What you should do:
In the article on the bishops' budget letters below, how much debt did Boehner say had accumulated over the last five years?
::: Document extract
Busy bishops call for shared sacrifice on budget

The U.S. Bishops had a busy day. In addition to the announcement regarding the CDF's plan for the reform of the Leadership Conference of Women Religious and encouraging the United States to end the embargo and normalize relations with Cuba, the bishops endured a return scolding from House Speaker John Boehner. A series of letters the bishops released yesterday criticized plans for budget cutting that relied too heavily on reductions in social needs spending as Congress began working on the FY 2013 budget and spending bills this week.

Boehner responded quickly. “I want them to take a bigger look,” he said at a Wednesday press conference. “And the bigger look is, if we don't make decisions, these programs won't exist, and then they'll really have something to worry about.... There won't be these programs, and I don't know how often some of us have to talk about the fact that you can't spend $1.3 trillion more than what you bring in — that's what's going to happen this year, $5 trillion worth of debt over the last five years — and think that this can continue,” Boehner said. “When you look at the fact that we have to make hard decisions, it's about trying to make sure that we're able to preserve these programs that are critically important for the poorest in our society.”
::::::
::: Record set
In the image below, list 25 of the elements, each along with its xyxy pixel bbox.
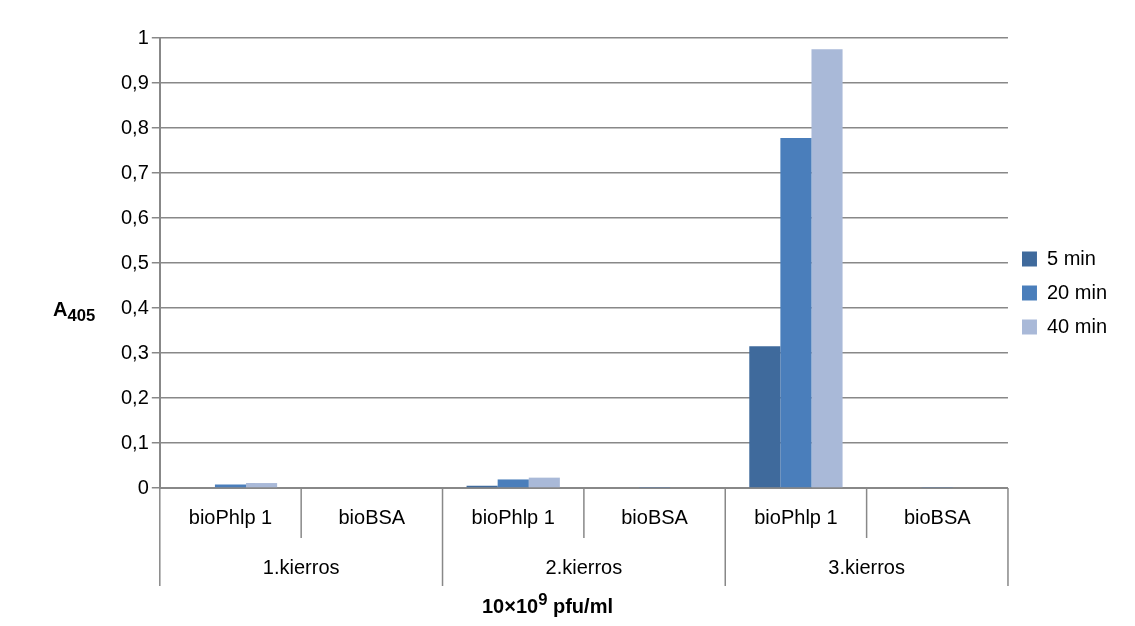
x-tick-label: bioBSA	[338, 505, 406, 528]
y-tick-label: 0	[137, 475, 149, 498]
x-tick-label: bioBSA	[903, 505, 972, 528]
legend-label: 40 min	[1046, 314, 1107, 337]
y-tick-label: 0,4	[120, 295, 149, 318]
y-tick-label: 0,8	[120, 115, 149, 138]
text: 2.kierros	[545, 555, 623, 578]
x-tick-label: bioBSA	[621, 505, 689, 528]
text: 1.kierros	[262, 555, 340, 578]
y-axis-title: A$_{405}$	[53, 298, 96, 326]
y-tick-label: 0,1	[120, 430, 149, 453]
legend-label: 20 min	[1046, 280, 1107, 303]
y-tick-label: 0,3	[120, 340, 149, 363]
x-tick-label: bioPhlp 1	[471, 505, 555, 528]
y-tick-label: 0,9	[120, 70, 149, 93]
y-tick-label: 0,2	[120, 385, 149, 408]
legend-label: 5 min	[1046, 246, 1096, 269]
y-tick-label: 0,5	[120, 250, 149, 273]
y-tick-label: 0,7	[120, 160, 149, 183]
x-tick-label: bioPhlp 1	[188, 505, 273, 528]
y-tick-label: 0,6	[120, 205, 149, 228]
text: 3.kierros	[828, 555, 905, 578]
y-tick-label: 1	[137, 25, 149, 48]
x-axis-title: 10×10$^{9}$ pfu/ml	[482, 590, 613, 617]
x-tick-label: bioPhlp 1	[754, 505, 838, 528]
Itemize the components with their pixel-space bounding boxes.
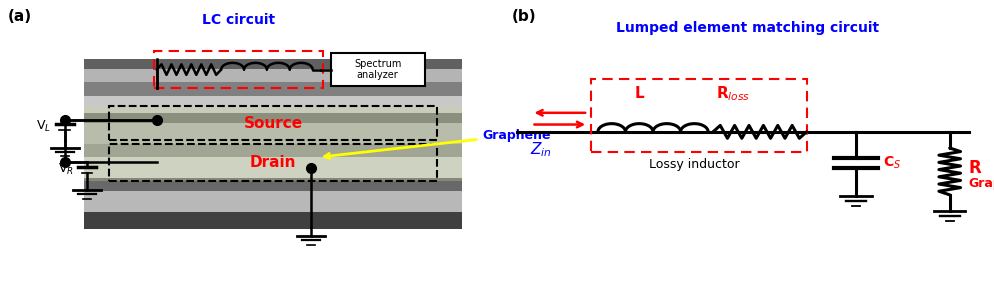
::::::
Task output:
$5 trillion